**Tasks to perform:**
• a. According to the fence and gates article, in what year did the author quit practicing law?
• b. List the countries the fence and gates article names as places the author dreamed of moving to.
• c. Write the next part of the fence and gates article, continuing on from its final sentence.

[[ Document extract, beginning ]]

Working on the Fence, Gates, and Walls for A Less Than $20,000 Apartment

Brenda Barnes, Home Grown Food Network President
November 1, 2009
What a lot has happened since I last wrote in August! We settled the last existing legal case we were involved in! Actually other people settled it and we just went along with it, very happily. I am so tired of disputes. I never was made to be a lawyer, since I want to, as Rodney King said, “just get along.”
So settling the last case forces us to think, what do we want to do for the rest of our life? I did a lot of dreaming—travel, move to Ireland or France or the Czech Republic, win the lottery. Then I thought why would I be more likely to do those things now? What I really would be more likely to do now that I don’t have to spend time, energy, and emotion on legal cases is more HGFN work. That’s what I was doing when I was so (rudely or not) interrupted. I quit practicing law in 1997 to do that. So I started thinking what can we do now that we couldn’t do when I had to dread hundreds of hours of legal work?
First we got three hens and Peter built them a moveable coop in the back yard.
Then we started rearranging the house where we’re staying temporarily, so we can do a demonstration garden there and have some special events.

[[ Document extract, end ]]
[[ Information given, beginning ]]

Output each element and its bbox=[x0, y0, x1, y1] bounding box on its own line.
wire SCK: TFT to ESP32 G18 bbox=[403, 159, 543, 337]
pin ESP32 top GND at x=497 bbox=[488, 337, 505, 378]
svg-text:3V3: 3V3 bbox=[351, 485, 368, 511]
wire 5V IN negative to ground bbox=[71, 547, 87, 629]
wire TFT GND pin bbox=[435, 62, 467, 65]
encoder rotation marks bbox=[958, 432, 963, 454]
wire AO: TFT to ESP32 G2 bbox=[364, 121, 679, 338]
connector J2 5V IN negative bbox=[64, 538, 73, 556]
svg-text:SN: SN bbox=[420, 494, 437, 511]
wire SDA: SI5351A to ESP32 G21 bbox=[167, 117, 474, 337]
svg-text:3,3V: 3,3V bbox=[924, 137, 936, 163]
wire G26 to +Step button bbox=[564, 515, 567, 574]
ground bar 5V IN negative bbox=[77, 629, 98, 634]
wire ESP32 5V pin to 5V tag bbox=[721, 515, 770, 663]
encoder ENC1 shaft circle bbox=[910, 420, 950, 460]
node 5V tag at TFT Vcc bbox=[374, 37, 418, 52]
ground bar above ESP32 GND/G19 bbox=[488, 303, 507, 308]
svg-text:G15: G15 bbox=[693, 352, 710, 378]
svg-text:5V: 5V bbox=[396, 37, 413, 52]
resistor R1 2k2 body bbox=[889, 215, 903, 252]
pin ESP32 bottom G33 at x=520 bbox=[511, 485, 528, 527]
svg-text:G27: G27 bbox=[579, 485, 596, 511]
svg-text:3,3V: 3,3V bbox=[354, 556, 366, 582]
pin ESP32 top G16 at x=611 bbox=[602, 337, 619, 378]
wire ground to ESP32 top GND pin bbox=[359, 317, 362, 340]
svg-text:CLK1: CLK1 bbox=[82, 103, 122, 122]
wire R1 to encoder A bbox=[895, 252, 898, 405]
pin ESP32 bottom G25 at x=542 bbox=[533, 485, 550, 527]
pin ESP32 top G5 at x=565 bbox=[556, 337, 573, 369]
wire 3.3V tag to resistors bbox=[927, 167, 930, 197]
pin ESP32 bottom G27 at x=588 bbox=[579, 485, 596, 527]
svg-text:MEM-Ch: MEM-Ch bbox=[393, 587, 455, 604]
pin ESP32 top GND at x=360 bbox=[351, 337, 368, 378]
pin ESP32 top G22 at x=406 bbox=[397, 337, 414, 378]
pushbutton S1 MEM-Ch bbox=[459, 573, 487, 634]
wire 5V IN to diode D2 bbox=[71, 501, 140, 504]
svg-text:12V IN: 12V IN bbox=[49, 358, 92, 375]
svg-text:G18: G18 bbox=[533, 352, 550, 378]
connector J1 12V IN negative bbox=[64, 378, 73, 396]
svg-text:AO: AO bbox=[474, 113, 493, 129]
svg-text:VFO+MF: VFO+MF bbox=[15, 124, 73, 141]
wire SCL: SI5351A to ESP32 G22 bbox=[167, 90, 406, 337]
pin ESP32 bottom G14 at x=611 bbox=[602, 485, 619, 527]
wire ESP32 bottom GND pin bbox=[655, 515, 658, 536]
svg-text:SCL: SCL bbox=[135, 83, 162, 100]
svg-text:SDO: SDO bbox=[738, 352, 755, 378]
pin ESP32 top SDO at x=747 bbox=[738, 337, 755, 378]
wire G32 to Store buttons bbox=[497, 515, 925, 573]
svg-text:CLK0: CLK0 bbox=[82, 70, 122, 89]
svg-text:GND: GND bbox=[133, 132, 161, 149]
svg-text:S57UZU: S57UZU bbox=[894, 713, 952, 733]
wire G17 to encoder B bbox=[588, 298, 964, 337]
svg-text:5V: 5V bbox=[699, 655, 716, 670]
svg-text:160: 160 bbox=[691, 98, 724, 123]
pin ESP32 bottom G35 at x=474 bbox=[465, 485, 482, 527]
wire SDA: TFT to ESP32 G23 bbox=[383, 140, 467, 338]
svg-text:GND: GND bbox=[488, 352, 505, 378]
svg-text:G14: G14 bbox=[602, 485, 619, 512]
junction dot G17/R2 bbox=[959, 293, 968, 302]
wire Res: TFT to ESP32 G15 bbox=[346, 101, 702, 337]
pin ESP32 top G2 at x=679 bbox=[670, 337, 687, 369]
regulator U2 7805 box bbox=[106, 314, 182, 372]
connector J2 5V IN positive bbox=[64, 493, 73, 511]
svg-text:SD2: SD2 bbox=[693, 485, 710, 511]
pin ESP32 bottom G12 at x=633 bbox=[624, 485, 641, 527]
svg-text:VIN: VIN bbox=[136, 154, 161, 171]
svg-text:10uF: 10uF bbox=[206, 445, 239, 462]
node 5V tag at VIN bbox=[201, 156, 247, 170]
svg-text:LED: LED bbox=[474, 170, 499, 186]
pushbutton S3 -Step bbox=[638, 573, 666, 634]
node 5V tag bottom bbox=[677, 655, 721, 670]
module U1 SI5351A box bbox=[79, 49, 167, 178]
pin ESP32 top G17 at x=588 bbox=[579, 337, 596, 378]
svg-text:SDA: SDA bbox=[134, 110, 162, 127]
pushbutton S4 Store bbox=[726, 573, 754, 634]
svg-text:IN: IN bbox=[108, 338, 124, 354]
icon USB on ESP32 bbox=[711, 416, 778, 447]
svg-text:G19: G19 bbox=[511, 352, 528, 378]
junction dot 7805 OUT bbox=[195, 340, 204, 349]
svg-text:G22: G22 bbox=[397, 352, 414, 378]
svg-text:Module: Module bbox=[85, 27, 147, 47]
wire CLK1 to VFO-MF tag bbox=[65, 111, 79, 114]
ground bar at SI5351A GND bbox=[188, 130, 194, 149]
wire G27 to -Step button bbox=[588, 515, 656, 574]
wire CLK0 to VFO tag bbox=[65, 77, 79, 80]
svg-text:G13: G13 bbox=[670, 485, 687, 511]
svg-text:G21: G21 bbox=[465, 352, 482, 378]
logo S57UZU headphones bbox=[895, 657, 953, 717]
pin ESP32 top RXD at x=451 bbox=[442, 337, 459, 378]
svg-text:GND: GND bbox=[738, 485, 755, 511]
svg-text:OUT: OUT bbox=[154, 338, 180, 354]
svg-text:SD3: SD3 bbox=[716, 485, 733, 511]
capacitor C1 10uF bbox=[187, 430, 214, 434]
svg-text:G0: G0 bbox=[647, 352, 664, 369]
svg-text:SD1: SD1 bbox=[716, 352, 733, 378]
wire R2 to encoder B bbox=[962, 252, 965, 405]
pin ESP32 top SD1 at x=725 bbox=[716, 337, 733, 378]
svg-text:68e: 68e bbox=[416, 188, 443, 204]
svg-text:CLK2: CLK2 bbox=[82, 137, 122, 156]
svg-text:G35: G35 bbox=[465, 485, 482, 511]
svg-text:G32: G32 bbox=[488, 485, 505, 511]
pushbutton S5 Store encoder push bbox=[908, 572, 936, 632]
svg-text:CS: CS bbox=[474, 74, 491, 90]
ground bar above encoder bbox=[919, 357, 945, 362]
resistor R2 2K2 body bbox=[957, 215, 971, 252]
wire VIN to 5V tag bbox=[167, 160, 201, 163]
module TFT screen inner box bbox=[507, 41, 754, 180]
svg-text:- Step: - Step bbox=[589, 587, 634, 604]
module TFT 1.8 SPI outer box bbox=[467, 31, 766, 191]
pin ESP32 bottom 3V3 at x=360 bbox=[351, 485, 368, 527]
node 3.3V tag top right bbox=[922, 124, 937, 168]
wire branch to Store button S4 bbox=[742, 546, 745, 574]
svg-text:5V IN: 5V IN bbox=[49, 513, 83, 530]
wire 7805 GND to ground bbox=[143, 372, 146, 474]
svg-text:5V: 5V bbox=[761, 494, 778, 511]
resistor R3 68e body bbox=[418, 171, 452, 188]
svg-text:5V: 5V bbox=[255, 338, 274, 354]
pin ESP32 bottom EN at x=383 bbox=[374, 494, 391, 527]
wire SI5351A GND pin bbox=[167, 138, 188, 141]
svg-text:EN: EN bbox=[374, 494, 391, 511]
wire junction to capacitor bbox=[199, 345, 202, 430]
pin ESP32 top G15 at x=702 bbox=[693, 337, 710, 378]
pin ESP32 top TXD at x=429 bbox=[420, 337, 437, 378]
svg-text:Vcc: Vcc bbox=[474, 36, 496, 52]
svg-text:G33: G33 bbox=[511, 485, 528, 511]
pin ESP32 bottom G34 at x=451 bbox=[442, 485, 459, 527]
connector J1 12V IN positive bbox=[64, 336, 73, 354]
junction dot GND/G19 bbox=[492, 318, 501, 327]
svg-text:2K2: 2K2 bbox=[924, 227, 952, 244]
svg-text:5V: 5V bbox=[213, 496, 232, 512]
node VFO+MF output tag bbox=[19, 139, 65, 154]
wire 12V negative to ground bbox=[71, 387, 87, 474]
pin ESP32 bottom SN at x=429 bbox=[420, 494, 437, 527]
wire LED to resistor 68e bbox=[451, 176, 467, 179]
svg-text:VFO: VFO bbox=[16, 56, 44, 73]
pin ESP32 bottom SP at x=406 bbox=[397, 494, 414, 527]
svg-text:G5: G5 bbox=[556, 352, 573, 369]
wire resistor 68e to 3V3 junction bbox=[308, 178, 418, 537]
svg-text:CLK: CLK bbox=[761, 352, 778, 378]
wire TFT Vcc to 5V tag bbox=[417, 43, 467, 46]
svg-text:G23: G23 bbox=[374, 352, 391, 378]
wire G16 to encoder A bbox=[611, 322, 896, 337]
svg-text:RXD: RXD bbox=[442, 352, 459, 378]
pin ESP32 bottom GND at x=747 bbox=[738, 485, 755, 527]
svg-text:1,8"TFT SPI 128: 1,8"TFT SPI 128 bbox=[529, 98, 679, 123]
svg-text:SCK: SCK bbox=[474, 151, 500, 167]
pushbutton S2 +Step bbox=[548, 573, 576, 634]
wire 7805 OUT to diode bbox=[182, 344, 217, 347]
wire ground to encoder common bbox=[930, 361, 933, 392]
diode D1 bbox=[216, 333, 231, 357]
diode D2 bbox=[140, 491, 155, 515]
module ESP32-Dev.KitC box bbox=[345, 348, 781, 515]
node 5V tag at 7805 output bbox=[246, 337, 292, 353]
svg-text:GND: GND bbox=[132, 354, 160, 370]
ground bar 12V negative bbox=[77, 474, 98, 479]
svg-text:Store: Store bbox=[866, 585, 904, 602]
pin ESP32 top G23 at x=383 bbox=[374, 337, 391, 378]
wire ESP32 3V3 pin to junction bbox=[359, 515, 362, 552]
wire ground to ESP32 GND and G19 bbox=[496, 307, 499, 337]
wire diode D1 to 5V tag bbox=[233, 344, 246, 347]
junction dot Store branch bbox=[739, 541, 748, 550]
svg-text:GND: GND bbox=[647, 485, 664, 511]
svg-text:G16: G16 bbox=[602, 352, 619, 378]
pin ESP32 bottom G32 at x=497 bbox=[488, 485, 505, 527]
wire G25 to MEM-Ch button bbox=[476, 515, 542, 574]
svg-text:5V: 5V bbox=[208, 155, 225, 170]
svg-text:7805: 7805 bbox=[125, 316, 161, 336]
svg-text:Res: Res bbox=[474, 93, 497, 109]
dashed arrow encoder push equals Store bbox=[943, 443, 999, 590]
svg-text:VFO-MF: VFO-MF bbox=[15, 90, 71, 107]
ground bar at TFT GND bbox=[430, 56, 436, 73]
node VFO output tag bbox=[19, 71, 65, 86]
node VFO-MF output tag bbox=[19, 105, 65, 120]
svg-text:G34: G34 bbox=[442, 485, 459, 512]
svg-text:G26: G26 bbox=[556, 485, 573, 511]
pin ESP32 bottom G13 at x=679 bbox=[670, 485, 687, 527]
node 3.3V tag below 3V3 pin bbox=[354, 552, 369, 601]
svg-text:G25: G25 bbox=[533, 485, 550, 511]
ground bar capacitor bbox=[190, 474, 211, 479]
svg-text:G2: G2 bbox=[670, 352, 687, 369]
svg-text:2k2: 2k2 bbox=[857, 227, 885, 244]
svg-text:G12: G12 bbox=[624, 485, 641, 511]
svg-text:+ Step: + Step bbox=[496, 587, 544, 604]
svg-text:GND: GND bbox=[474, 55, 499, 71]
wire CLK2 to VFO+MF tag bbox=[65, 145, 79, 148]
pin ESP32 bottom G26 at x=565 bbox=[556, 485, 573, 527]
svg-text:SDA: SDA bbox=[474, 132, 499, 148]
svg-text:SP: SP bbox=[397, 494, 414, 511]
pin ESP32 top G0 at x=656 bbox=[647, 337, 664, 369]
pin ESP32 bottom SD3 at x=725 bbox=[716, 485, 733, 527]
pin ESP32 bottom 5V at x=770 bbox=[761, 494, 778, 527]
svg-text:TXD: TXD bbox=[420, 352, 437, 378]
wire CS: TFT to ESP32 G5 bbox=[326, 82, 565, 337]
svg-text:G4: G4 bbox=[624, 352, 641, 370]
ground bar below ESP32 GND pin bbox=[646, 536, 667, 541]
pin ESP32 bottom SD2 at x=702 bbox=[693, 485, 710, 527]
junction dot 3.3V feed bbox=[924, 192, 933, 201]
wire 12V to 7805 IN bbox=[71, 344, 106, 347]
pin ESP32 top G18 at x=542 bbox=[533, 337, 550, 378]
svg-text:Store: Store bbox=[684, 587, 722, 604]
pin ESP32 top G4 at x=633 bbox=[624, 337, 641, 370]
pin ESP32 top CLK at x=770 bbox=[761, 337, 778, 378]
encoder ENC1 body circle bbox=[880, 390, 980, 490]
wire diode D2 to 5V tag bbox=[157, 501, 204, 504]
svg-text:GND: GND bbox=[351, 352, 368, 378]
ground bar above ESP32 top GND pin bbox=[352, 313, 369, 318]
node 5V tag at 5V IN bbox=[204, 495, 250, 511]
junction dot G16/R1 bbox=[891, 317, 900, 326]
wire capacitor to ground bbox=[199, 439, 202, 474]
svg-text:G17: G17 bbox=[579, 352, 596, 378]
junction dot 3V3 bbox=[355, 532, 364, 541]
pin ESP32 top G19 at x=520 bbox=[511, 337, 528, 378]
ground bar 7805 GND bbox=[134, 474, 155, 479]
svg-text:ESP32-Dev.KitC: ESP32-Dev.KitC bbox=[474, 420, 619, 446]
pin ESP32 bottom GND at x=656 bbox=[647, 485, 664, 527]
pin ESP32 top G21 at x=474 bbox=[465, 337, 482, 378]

[[ Information given, end ]]

**Set of answers:**
• a. 1997

• b. Ireland, France, the Czech Republic

• c.
Then we did drawings for putting up a welded wire fence around the area and starting a compost bin and mulching where we agreed to help tenants of a client’s apartment building create and run a community garden for themselves. That has been great fun and expanded our view of what we can do.
The tenants are poorer than the focus group for Home-Grown Food Network. These tenants are people who live on Social Security Disability payments or pick-up work because there is something wrong with their past, like being ex-convicts, that keeps them from getting a job. The people we’ve aimed at for Home Grown Food Network were working poor people with two minimum-wage jobs each by two parents, so we could foresee that with only one job each they could support themselves while they built a $20,000 house with the time they used to be spending on the other jobs. These tenants are less than half that well-off.
I never thought Home Grown Food Network could help them. We don’t aim to help homeless people in general, or disabled people. We really were focused from the beginning on food security, quality, and cost. The only reason we expanded the goals of the charity to ultra-low cost housing and renewable energy is we realized once we started working on edible landscaping that since most of the plants were perennial, people needed to have stable, affordable housing, or they wouldn’t make it to harvest.
But since our client and friend is dedicated to helping these tenants, we can bypass the problem of providing long-term housing for them. Also, to cover his costs on the garden we are working with him on solar-heating the pool and apartments. So it is a very interesting way of getting back to our first goal: promoting, educating about, and demonstrating edible landscaping.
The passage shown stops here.